Given request: Drop every picture, then transcribe the remaining data exactly.

— Start Input records —

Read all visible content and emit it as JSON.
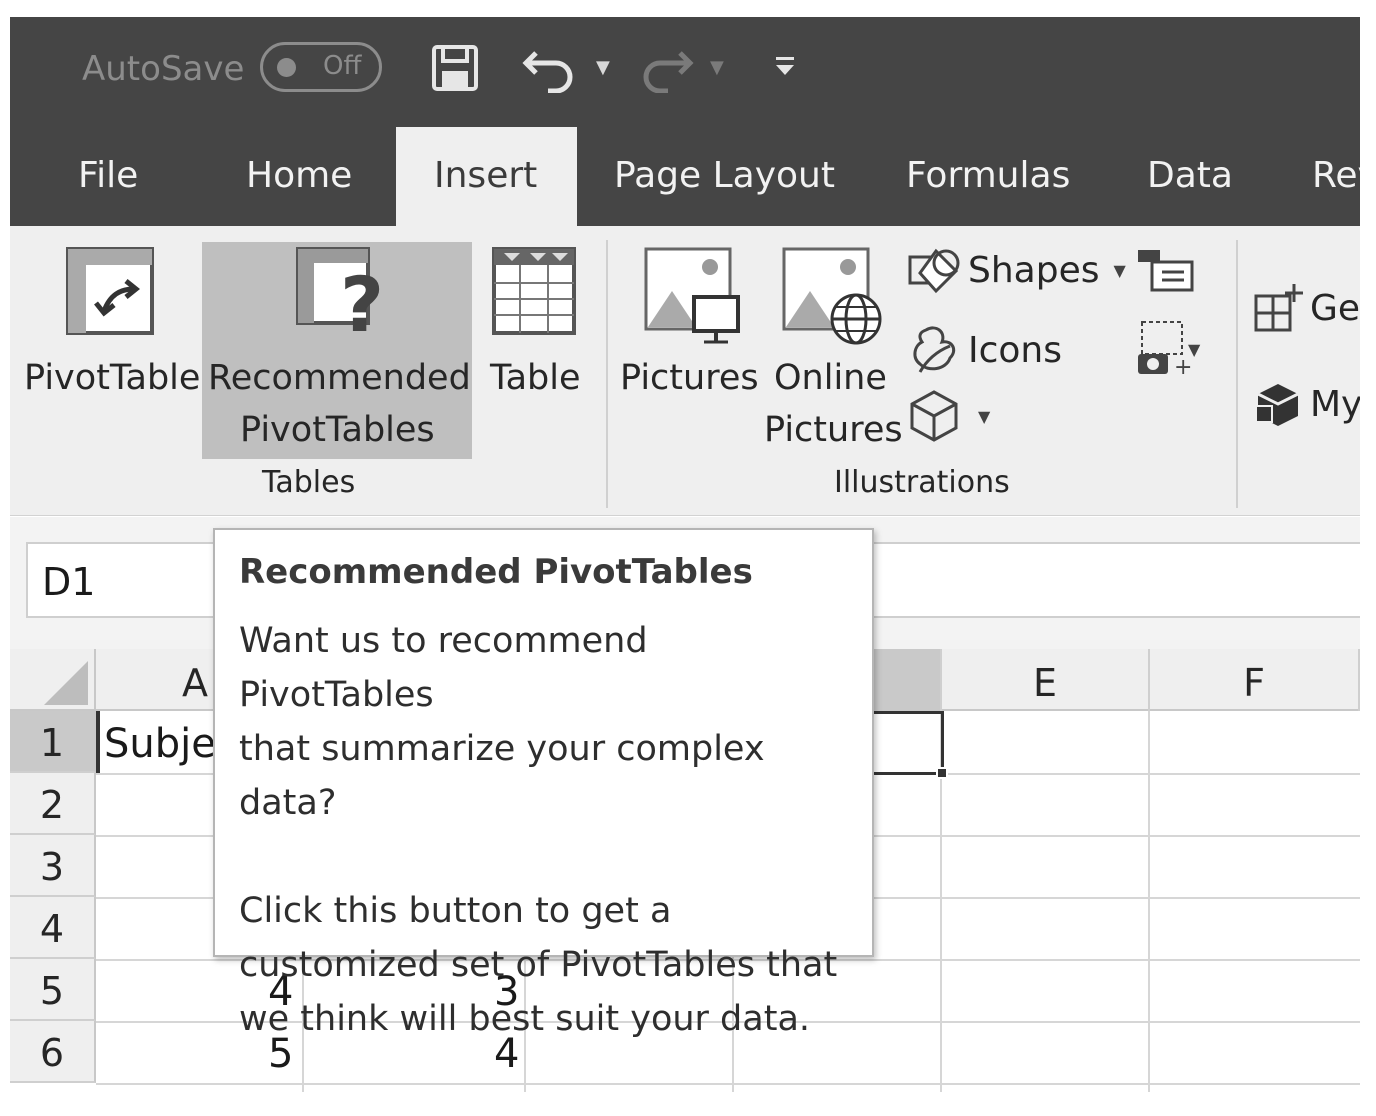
{
  "quick_access": {
    "autosave_label": "AutoSave",
    "autosave_state": "Off",
    "icons": [
      "save-icon",
      "undo-icon",
      "redo-icon",
      "customize-qat-icon"
    ]
  },
  "tabs": [
    "File",
    "Home",
    "Insert",
    "Page Layout",
    "Formulas",
    "Data",
    "Rev"
  ],
  "active_tab": "Insert",
  "ribbon": {
    "tables_group": {
      "label": "Tables",
      "pivot_table": "PivotTable",
      "recommended_line1": "Recommended",
      "recommended_line2": "PivotTables",
      "table": "Table"
    },
    "illustrations_group": {
      "label": "Illustrations",
      "pictures": "Pictures",
      "online_line1": "Online",
      "online_line2": "Pictures",
      "shapes": "Shapes",
      "icons": "Icons"
    },
    "addins_group": {
      "get": "Get",
      "my": "My"
    }
  },
  "name_box": "D1",
  "columns": [
    "A",
    "E",
    "F"
  ],
  "rows": [
    "1",
    "2",
    "3",
    "4",
    "5",
    "6"
  ],
  "cells": {
    "a1": "Subje",
    "b5": "4",
    "b6": "5",
    "c5": "3",
    "c6": "4"
  },
  "tooltip": {
    "title": "Recommended PivotTables",
    "para1": "Want us to recommend PivotTables\nthat summarize your complex data?",
    "para2": "Click this button to get a\ncustomized set of PivotTables that\nwe think will best suit your data."
  },
  "colors": {
    "titlebar": "#454545",
    "ribbon": "#efefef",
    "highlight": "#bfbfbf"
  }
}
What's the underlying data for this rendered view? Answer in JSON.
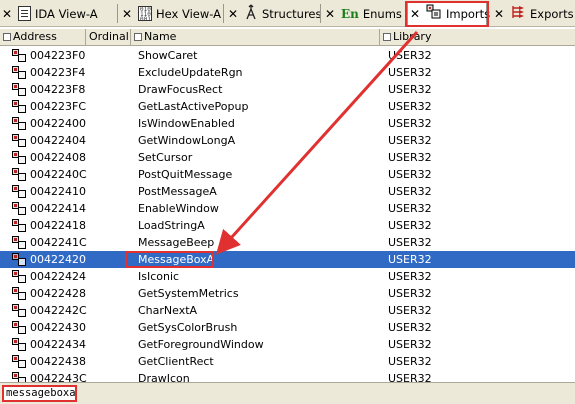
{
  "tabs": [
    {
      "label": "IDA View-A",
      "icon": "document-icon",
      "active": false
    },
    {
      "label": "Hex View-A",
      "icon": "hex-icon",
      "active": false
    },
    {
      "label": "Structures",
      "icon": "structures-icon",
      "active": false
    },
    {
      "label": "Enums",
      "icon": "enums-icon",
      "active": false
    },
    {
      "label": "Imports",
      "icon": "imports-icon",
      "active": true
    },
    {
      "label": "Exports",
      "icon": "exports-icon",
      "active": false
    }
  ],
  "enum_glyph": "En",
  "columns": [
    "Address",
    "Ordinal",
    "Name",
    "Library"
  ],
  "rows": [
    {
      "address": "004223F0",
      "ordinal": "",
      "name": "ShowCaret",
      "library": "USER32"
    },
    {
      "address": "004223F4",
      "ordinal": "",
      "name": "ExcludeUpdateRgn",
      "library": "USER32"
    },
    {
      "address": "004223F8",
      "ordinal": "",
      "name": "DrawFocusRect",
      "library": "USER32"
    },
    {
      "address": "004223FC",
      "ordinal": "",
      "name": "GetLastActivePopup",
      "library": "USER32"
    },
    {
      "address": "00422400",
      "ordinal": "",
      "name": "IsWindowEnabled",
      "library": "USER32"
    },
    {
      "address": "00422404",
      "ordinal": "",
      "name": "GetWindowLongA",
      "library": "USER32"
    },
    {
      "address": "00422408",
      "ordinal": "",
      "name": "SetCursor",
      "library": "USER32"
    },
    {
      "address": "0042240C",
      "ordinal": "",
      "name": "PostQuitMessage",
      "library": "USER32"
    },
    {
      "address": "00422410",
      "ordinal": "",
      "name": "PostMessageA",
      "library": "USER32"
    },
    {
      "address": "00422414",
      "ordinal": "",
      "name": "EnableWindow",
      "library": "USER32"
    },
    {
      "address": "00422418",
      "ordinal": "",
      "name": "LoadStringA",
      "library": "USER32"
    },
    {
      "address": "0042241C",
      "ordinal": "",
      "name": "MessageBeep",
      "library": "USER32"
    },
    {
      "address": "00422420",
      "ordinal": "",
      "name": "MessageBoxA",
      "library": "USER32",
      "selected": true
    },
    {
      "address": "00422424",
      "ordinal": "",
      "name": "IsIconic",
      "library": "USER32"
    },
    {
      "address": "00422428",
      "ordinal": "",
      "name": "GetSystemMetrics",
      "library": "USER32"
    },
    {
      "address": "0042242C",
      "ordinal": "",
      "name": "CharNextA",
      "library": "USER32"
    },
    {
      "address": "00422430",
      "ordinal": "",
      "name": "GetSysColorBrush",
      "library": "USER32"
    },
    {
      "address": "00422434",
      "ordinal": "",
      "name": "GetForegroundWindow",
      "library": "USER32"
    },
    {
      "address": "00422438",
      "ordinal": "",
      "name": "GetClientRect",
      "library": "USER32"
    },
    {
      "address": "0042243C",
      "ordinal": "",
      "name": "DrawIcon",
      "library": "USER32"
    }
  ],
  "search": {
    "value": "messageboxa"
  },
  "colors": {
    "selection": "#316ac5",
    "highlight_annotation": "#e03030",
    "chrome": "#ece9d8"
  }
}
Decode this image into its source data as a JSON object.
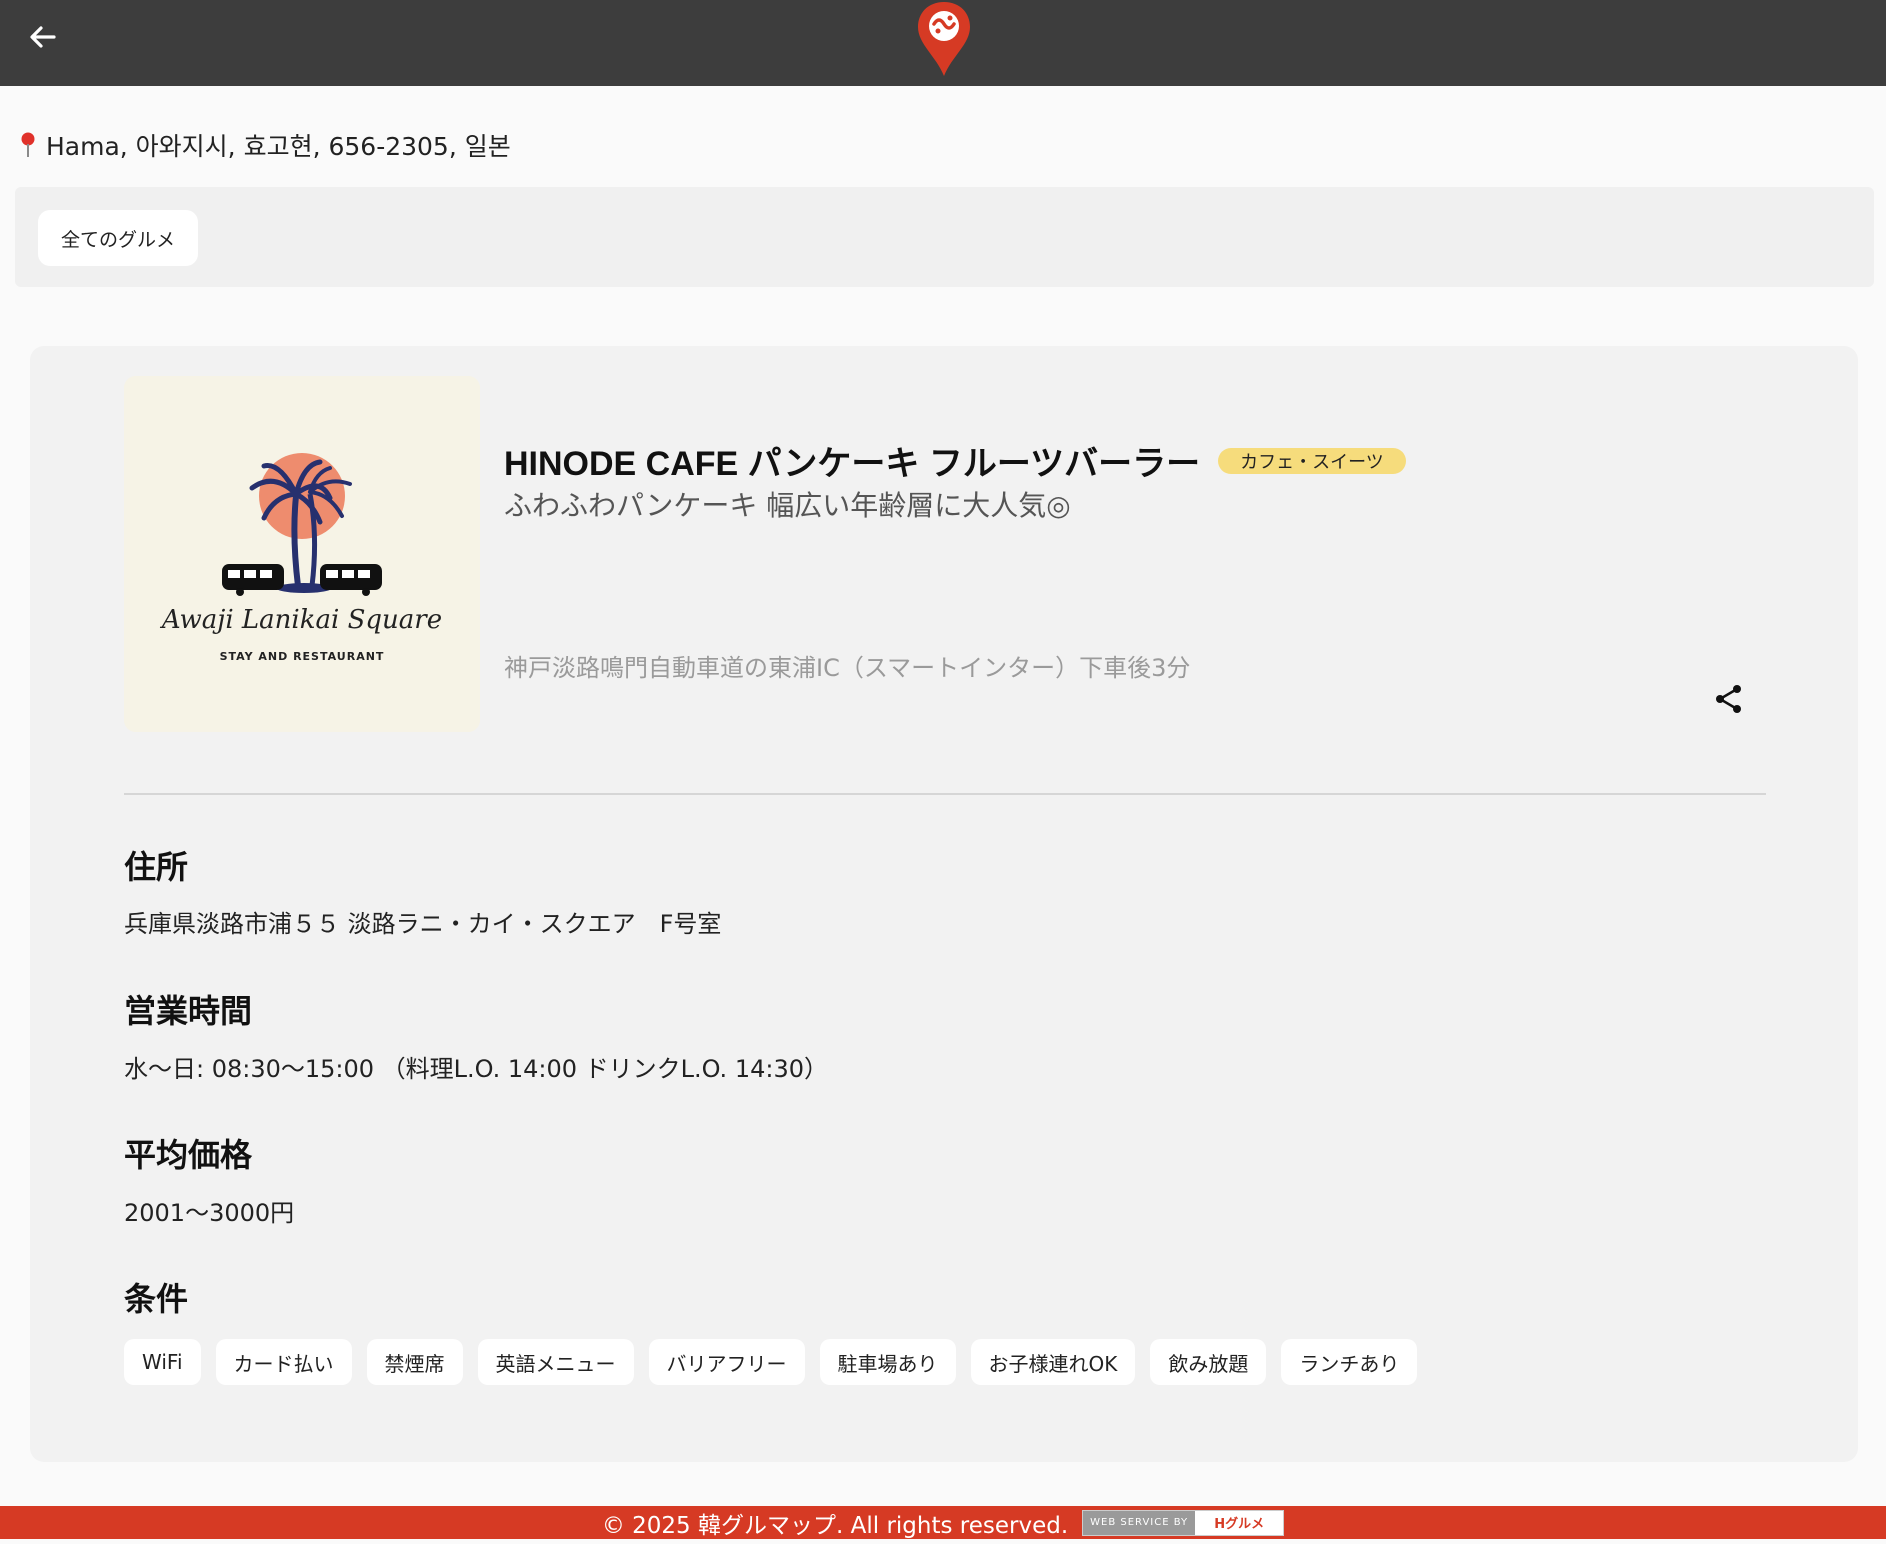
{
  "header": {
    "back_icon": "arrow-left-icon",
    "logo_icon": "map-pin-logo-icon",
    "brand_color": "#d63a24",
    "bar_color": "#3d3d3d"
  },
  "location": {
    "icon": "pin-icon",
    "text": "Hama, 아와지시, 효고현, 656-2305, 일본"
  },
  "filter": {
    "chip_label": "全てのグルメ"
  },
  "shop": {
    "name": "HINODE CAFE パンケーキ フルーツバーラー",
    "category": "カフェ・スイーツ",
    "category_color": "#f6dc7c",
    "catch": "ふわふわパンケーキ 幅広い年齢層に大人気◎",
    "access": "神戸淡路鳴門自動車道の東浦IC（スマートインター）下車後3分",
    "image": {
      "logo_script": "Awaji Lanikai Square",
      "logo_sub": "STAY AND RESTAURANT"
    },
    "share_icon": "share-icon"
  },
  "details": {
    "address_label": "住所",
    "address_value": "兵庫県淡路市浦５５ 淡路ラニ・カイ・スクエア　F号室",
    "hours_label": "営業時間",
    "hours_value": "水〜日: 08:30〜15:00 （料理L.O. 14:00 ドリンクL.O. 14:30）",
    "price_label": "平均価格",
    "price_value": "2001〜3000円",
    "conditions_label": "条件",
    "conditions": [
      "WiFi",
      "カード払い",
      "禁煙席",
      "英語メニュー",
      "バリアフリー",
      "駐車場あり",
      "お子様連れOK",
      "飲み放題",
      "ランチあり"
    ]
  },
  "footer": {
    "copyright": "© 2025 韓グルマップ. All rights reserved.",
    "credit_left": "WEB SERVICE BY",
    "credit_right": "Hグルメ"
  }
}
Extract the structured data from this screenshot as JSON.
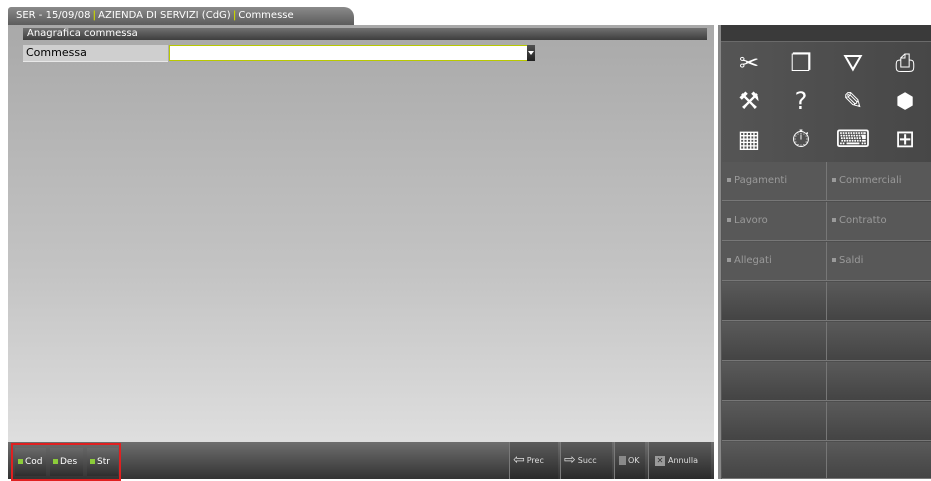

— End Input records —

Solution below:
Read all visible content and emit it as JSON.
{
  "quick_access": {
    "autosave_label": "AutoSave",
    "autosave_state": "Off",
    "icons": [
      "save-icon",
      "undo-icon",
      "redo-icon",
      "customize-qat-icon"
    ]
  },
  "tabs": [
    "File",
    "Home",
    "Insert",
    "Page Layout",
    "Formulas",
    "Data",
    "Rev"
  ],
  "active_tab": "Insert",
  "ribbon": {
    "tables_group": {
      "label": "Tables",
      "pivot_table": "PivotTable",
      "recommended_line1": "Recommended",
      "recommended_line2": "PivotTables",
      "table": "Table"
    },
    "illustrations_group": {
      "label": "Illustrations",
      "pictures": "Pictures",
      "online_line1": "Online",
      "online_line2": "Pictures",
      "shapes": "Shapes",
      "icons": "Icons"
    },
    "addins_group": {
      "get": "Get",
      "my": "My"
    }
  },
  "name_box": "D1",
  "columns": [
    "A",
    "E",
    "F"
  ],
  "rows": [
    "1",
    "2",
    "3",
    "4",
    "5",
    "6"
  ],
  "cells": {
    "a1": "Subje",
    "b5": "4",
    "b6": "5",
    "c5": "3",
    "c6": "4"
  },
  "tooltip": {
    "title": "Recommended PivotTables",
    "para1": "Want us to recommend PivotTables\nthat summarize your complex data?",
    "para2": "Click this button to get a\ncustomized set of PivotTables that\nwe think will best suit your data."
  },
  "colors": {
    "titlebar": "#454545",
    "ribbon": "#efefef",
    "highlight": "#bfbfbf"
  }
}
What's the underlying data for this rendered view? Answer in JSON.
{
  "tabs": [
    {
      "label": "IDA View-A",
      "icon": "document-icon",
      "active": false
    },
    {
      "label": "Hex View-A",
      "icon": "hex-icon",
      "active": false
    },
    {
      "label": "Structures",
      "icon": "structures-icon",
      "active": false
    },
    {
      "label": "Enums",
      "icon": "enums-icon",
      "active": false
    },
    {
      "label": "Imports",
      "icon": "imports-icon",
      "active": true
    },
    {
      "label": "Exports",
      "icon": "exports-icon",
      "active": false
    }
  ],
  "enum_glyph": "En",
  "columns": [
    "Address",
    "Ordinal",
    "Name",
    "Library"
  ],
  "rows": [
    {
      "address": "004223F0",
      "ordinal": "",
      "name": "ShowCaret",
      "library": "USER32"
    },
    {
      "address": "004223F4",
      "ordinal": "",
      "name": "ExcludeUpdateRgn",
      "library": "USER32"
    },
    {
      "address": "004223F8",
      "ordinal": "",
      "name": "DrawFocusRect",
      "library": "USER32"
    },
    {
      "address": "004223FC",
      "ordinal": "",
      "name": "GetLastActivePopup",
      "library": "USER32"
    },
    {
      "address": "00422400",
      "ordinal": "",
      "name": "IsWindowEnabled",
      "library": "USER32"
    },
    {
      "address": "00422404",
      "ordinal": "",
      "name": "GetWindowLongA",
      "library": "USER32"
    },
    {
      "address": "00422408",
      "ordinal": "",
      "name": "SetCursor",
      "library": "USER32"
    },
    {
      "address": "0042240C",
      "ordinal": "",
      "name": "PostQuitMessage",
      "library": "USER32"
    },
    {
      "address": "00422410",
      "ordinal": "",
      "name": "PostMessageA",
      "library": "USER32"
    },
    {
      "address": "00422414",
      "ordinal": "",
      "name": "EnableWindow",
      "library": "USER32"
    },
    {
      "address": "00422418",
      "ordinal": "",
      "name": "LoadStringA",
      "library": "USER32"
    },
    {
      "address": "0042241C",
      "ordinal": "",
      "name": "MessageBeep",
      "library": "USER32"
    },
    {
      "address": "00422420",
      "ordinal": "",
      "name": "MessageBoxA",
      "library": "USER32",
      "selected": true
    },
    {
      "address": "00422424",
      "ordinal": "",
      "name": "IsIconic",
      "library": "USER32"
    },
    {
      "address": "00422428",
      "ordinal": "",
      "name": "GetSystemMetrics",
      "library": "USER32"
    },
    {
      "address": "0042242C",
      "ordinal": "",
      "name": "CharNextA",
      "library": "USER32"
    },
    {
      "address": "00422430",
      "ordinal": "",
      "name": "GetSysColorBrush",
      "library": "USER32"
    },
    {
      "address": "00422434",
      "ordinal": "",
      "name": "GetForegroundWindow",
      "library": "USER32"
    },
    {
      "address": "00422438",
      "ordinal": "",
      "name": "GetClientRect",
      "library": "USER32"
    },
    {
      "address": "0042243C",
      "ordinal": "",
      "name": "DrawIcon",
      "library": "USER32"
    }
  ],
  "search": {
    "value": "messageboxa"
  },
  "colors": {
    "selection": "#316ac5",
    "highlight_annotation": "#e03030",
    "chrome": "#ece9d8"
  }
}
Decode this image into its source data as a JSON object.
{
  "header": {
    "back_icon": "arrow-left-icon",
    "logo_icon": "map-pin-logo-icon",
    "brand_color": "#d63a24",
    "bar_color": "#3d3d3d"
  },
  "location": {
    "icon": "pin-icon",
    "text": "Hama, 아와지시, 효고현, 656-2305, 일본"
  },
  "filter": {
    "chip_label": "全てのグルメ"
  },
  "shop": {
    "name": "HINODE CAFE パンケーキ フルーツバーラー",
    "category": "カフェ・スイーツ",
    "category_color": "#f6dc7c",
    "catch": "ふわふわパンケーキ 幅広い年齢層に大人気◎",
    "access": "神戸淡路鳴門自動車道の東浦IC（スマートインター）下車後3分",
    "image": {
      "logo_script": "Awaji Lanikai Square",
      "logo_sub": "STAY AND RESTAURANT"
    },
    "share_icon": "share-icon"
  },
  "details": {
    "address_label": "住所",
    "address_value": "兵庫県淡路市浦５５ 淡路ラニ・カイ・スクエア　F号室",
    "hours_label": "営業時間",
    "hours_value": "水〜日: 08:30〜15:00 （料理L.O. 14:00 ドリンクL.O. 14:30）",
    "price_label": "平均価格",
    "price_value": "2001〜3000円",
    "conditions_label": "条件",
    "conditions": [
      "WiFi",
      "カード払い",
      "禁煙席",
      "英語メニュー",
      "バリアフリー",
      "駐車場あり",
      "お子様連れOK",
      "飲み放題",
      "ランチあり"
    ]
  },
  "footer": {
    "copyright": "© 2025 韓グルマップ. All rights reserved.",
    "credit_left": "WEB SERVICE BY",
    "credit_right": "Hグルメ"
  }
}
Extract the structured data from this screenshot as JSON.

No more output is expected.